**TASK DIRECTIONS**.
Output all of the data below exactly as given.
# Start of DATA EXTRACT
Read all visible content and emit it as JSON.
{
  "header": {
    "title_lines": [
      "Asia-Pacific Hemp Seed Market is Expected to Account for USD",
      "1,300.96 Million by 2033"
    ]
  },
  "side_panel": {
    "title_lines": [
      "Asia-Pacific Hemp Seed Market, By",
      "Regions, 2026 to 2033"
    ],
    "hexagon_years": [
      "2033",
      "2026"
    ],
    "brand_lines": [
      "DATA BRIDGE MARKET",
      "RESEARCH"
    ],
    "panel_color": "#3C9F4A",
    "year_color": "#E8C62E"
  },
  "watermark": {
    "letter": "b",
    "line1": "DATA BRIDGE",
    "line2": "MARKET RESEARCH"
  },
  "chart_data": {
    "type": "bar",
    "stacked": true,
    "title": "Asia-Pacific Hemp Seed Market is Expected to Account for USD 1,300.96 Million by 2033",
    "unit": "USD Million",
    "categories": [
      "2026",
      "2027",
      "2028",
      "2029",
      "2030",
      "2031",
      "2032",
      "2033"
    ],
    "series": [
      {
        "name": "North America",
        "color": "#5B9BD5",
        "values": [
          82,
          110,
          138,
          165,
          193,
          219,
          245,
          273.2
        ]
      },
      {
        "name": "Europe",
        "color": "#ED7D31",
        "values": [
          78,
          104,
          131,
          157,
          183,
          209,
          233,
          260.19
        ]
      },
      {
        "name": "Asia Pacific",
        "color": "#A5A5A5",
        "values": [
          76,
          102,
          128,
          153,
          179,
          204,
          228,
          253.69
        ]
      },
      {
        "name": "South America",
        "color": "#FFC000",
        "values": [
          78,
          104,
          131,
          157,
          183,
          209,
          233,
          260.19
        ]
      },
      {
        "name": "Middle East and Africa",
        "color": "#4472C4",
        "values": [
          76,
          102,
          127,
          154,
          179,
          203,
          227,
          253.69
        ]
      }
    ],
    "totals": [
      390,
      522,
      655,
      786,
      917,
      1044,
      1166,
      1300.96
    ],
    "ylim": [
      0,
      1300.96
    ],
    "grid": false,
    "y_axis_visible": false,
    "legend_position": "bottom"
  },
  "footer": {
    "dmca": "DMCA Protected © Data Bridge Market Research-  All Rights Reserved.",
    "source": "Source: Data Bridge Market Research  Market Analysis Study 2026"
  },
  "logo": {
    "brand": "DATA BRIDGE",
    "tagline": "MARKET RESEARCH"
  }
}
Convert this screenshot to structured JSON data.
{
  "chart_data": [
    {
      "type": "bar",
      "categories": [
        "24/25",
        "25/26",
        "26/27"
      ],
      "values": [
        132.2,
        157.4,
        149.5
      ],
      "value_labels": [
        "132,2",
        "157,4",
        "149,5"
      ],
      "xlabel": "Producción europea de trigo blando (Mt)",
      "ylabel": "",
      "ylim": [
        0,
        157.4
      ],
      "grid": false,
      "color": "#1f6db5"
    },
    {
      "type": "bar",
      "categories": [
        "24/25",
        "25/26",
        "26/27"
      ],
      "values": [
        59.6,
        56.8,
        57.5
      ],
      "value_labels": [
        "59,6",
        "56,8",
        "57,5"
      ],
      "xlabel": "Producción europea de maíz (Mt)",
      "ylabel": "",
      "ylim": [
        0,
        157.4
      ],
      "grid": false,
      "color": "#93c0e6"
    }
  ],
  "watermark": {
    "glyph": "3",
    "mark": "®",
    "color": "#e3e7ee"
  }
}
# End of DATA EXTRACT
**TASK OUTPUT**.
Read all visible content and emit it as JSON.
{
  "header": {
    "title_lines": [
      "Asia-Pacific Hemp Seed Market is Expected to Account for USD",
      "1,300.96 Million by 2033"
    ]
  },
  "side_panel": {
    "title_lines": [
      "Asia-Pacific Hemp Seed Market, By",
      "Regions, 2026 to 2033"
    ],
    "hexagon_years": [
      "2033",
      "2026"
    ],
    "brand_lines": [
      "DATA BRIDGE MARKET",
      "RESEARCH"
    ],
    "panel_color": "#3C9F4A",
    "year_color": "#E8C62E"
  },
  "watermark": {
    "letter": "b",
    "line1": "DATA BRIDGE",
    "line2": "MARKET RESEARCH"
  },
  "chart_data": {
    "type": "bar",
    "stacked": true,
    "title": "Asia-Pacific Hemp Seed Market is Expected to Account for USD 1,300.96 Million by 2033",
    "unit": "USD Million",
    "categories": [
      "2026",
      "2027",
      "2028",
      "2029",
      "2030",
      "2031",
      "2032",
      "2033"
    ],
    "series": [
      {
        "name": "North America",
        "color": "#5B9BD5",
        "values": [
          82,
          110,
          138,
          165,
          193,
          219,
          245,
          273.2
        ]
      },
      {
        "name": "Europe",
        "color": "#ED7D31",
        "values": [
          78,
          104,
          131,
          157,
          183,
          209,
          233,
          260.19
        ]
      },
      {
        "name": "Asia Pacific",
        "color": "#A5A5A5",
        "values": [
          76,
          102,
          128,
          153,
          179,
          204,
          228,
          253.69
        ]
      },
      {
        "name": "South America",
        "color": "#FFC000",
        "values": [
          78,
          104,
          131,
          157,
          183,
          209,
          233,
          260.19
        ]
      },
      {
        "name": "Middle East and Africa",
        "color": "#4472C4",
        "values": [
          76,
          102,
          127,
          154,
          179,
          203,
          227,
          253.69
        ]
      }
    ],
    "totals": [
      390,
      522,
      655,
      786,
      917,
      1044,
      1166,
      1300.96
    ],
    "ylim": [
      0,
      1300.96
    ],
    "grid": false,
    "y_axis_visible": false,
    "legend_position": "bottom"
  },
  "footer": {
    "dmca": "DMCA Protected © Data Bridge Market Research-  All Rights Reserved.",
    "source": "Source: Data Bridge Market Research  Market Analysis Study 2026"
  },
  "logo": {
    "brand": "DATA BRIDGE",
    "tagline": "MARKET RESEARCH"
  }
}
Convert this screenshot to structured JSON data.
{
  "chart_data": [
    {
      "type": "bar",
      "categories": [
        "24/25",
        "25/26",
        "26/27"
      ],
      "values": [
        132.2,
        157.4,
        149.5
      ],
      "value_labels": [
        "132,2",
        "157,4",
        "149,5"
      ],
      "xlabel": "Producción europea de trigo blando (Mt)",
      "ylabel": "",
      "ylim": [
        0,
        157.4
      ],
      "grid": false,
      "color": "#1f6db5"
    },
    {
      "type": "bar",
      "categories": [
        "24/25",
        "25/26",
        "26/27"
      ],
      "values": [
        59.6,
        56.8,
        57.5
      ],
      "value_labels": [
        "59,6",
        "56,8",
        "57,5"
      ],
      "xlabel": "Producción europea de maíz (Mt)",
      "ylabel": "",
      "ylim": [
        0,
        157.4
      ],
      "grid": false,
      "color": "#93c0e6"
    }
  ],
  "watermark": {
    "glyph": "3",
    "mark": "®",
    "color": "#e3e7ee"
  }
}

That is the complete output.